-- Start DATA SUPPLIED --

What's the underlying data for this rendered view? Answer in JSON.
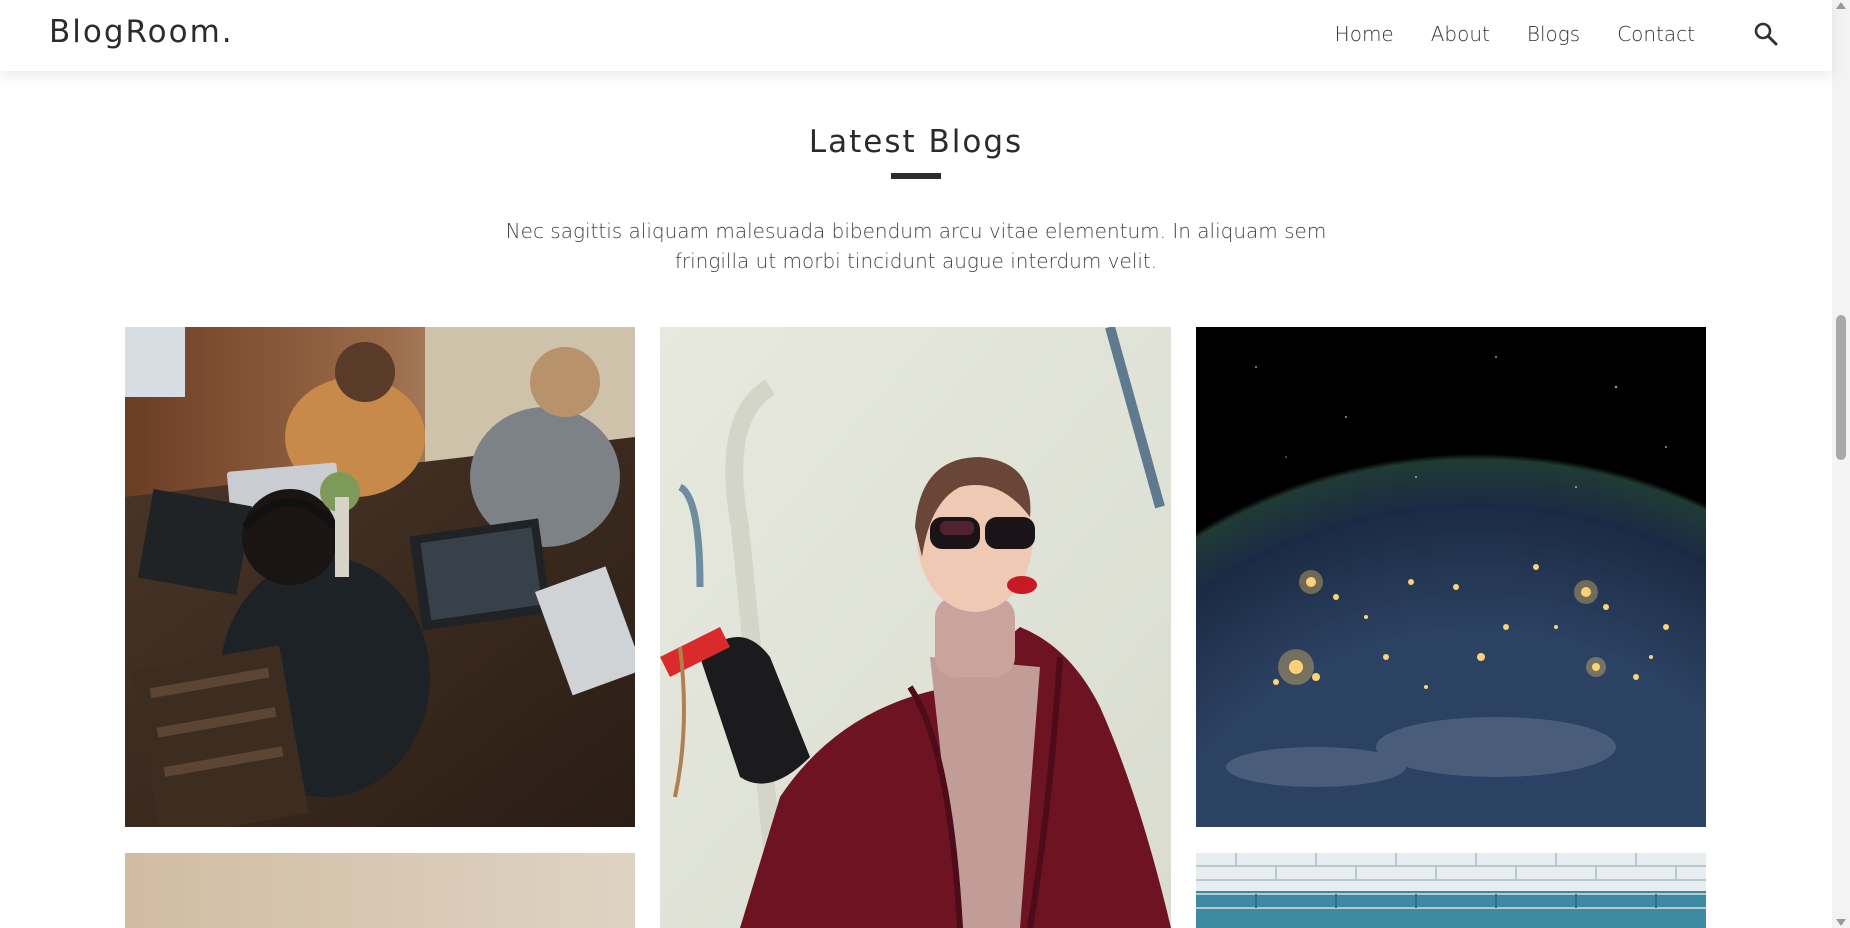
{
  "header": {
    "brand": "BlogRoom.",
    "nav": [
      {
        "label": "Home"
      },
      {
        "label": "About"
      },
      {
        "label": "Blogs"
      },
      {
        "label": "Contact"
      }
    ],
    "search_icon": "search-icon"
  },
  "section": {
    "title": "Latest Blogs",
    "description": "Nec sagittis aliquam malesuada bibendum arcu vitae elementum. In aliquam sem fringilla ut morbi tincidunt augue interdum velit."
  },
  "cards": [
    {
      "image": "team-working-on-laptops-photo"
    },
    {
      "image": "woman-in-red-coat-with-sunglasses-photo"
    },
    {
      "image": "earth-night-lights-from-space-photo"
    },
    {
      "image": "beige-gradient-photo"
    },
    {
      "image": "blue-painted-brick-wall-photo"
    }
  ],
  "colors": {
    "text": "#2b2b2b",
    "accent_bar": "#2b2b2b",
    "background": "#ffffff"
  }
}
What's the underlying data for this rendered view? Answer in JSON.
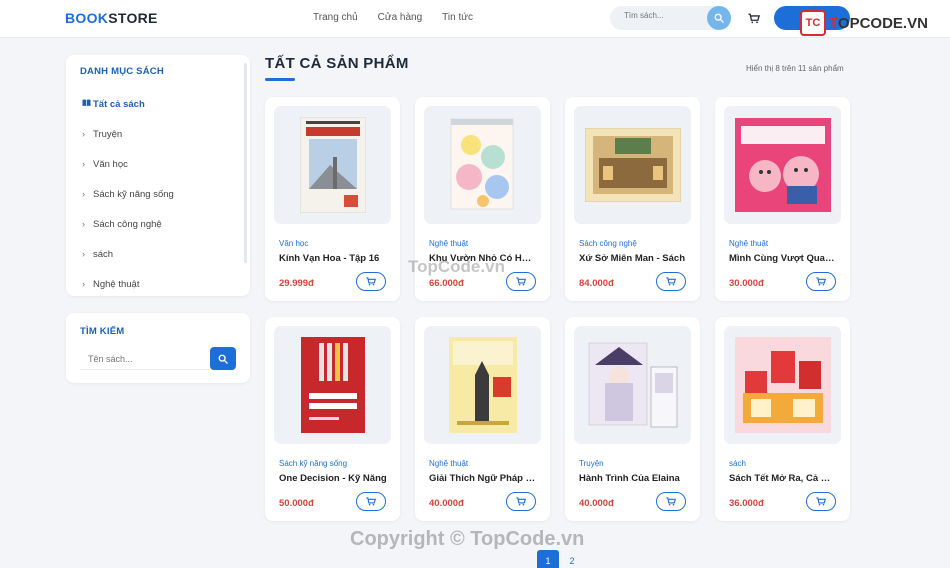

-- End DATA SUPPLIED --

== EXERCISE BRIEF ==
Repeat the records in full, exactly as they appear, without the pictures.

== ANSWER FOR THE TASK ==
What's the underlying data for this rendered view? Answer in JSON.
{
  "header": {
    "brand": "BlogRoom.",
    "nav": [
      {
        "label": "Home"
      },
      {
        "label": "About"
      },
      {
        "label": "Blogs"
      },
      {
        "label": "Contact"
      }
    ],
    "search_icon": "search-icon"
  },
  "section": {
    "title": "Latest Blogs",
    "description": "Nec sagittis aliquam malesuada bibendum arcu vitae elementum. In aliquam sem fringilla ut morbi tincidunt augue interdum velit."
  },
  "cards": [
    {
      "image": "team-working-on-laptops-photo"
    },
    {
      "image": "woman-in-red-coat-with-sunglasses-photo"
    },
    {
      "image": "earth-night-lights-from-space-photo"
    },
    {
      "image": "beige-gradient-photo"
    },
    {
      "image": "blue-painted-brick-wall-photo"
    }
  ],
  "colors": {
    "text": "#2b2b2b",
    "accent_bar": "#2b2b2b",
    "background": "#ffffff"
  }
}
What's the underlying data for this rendered view? Answer in JSON.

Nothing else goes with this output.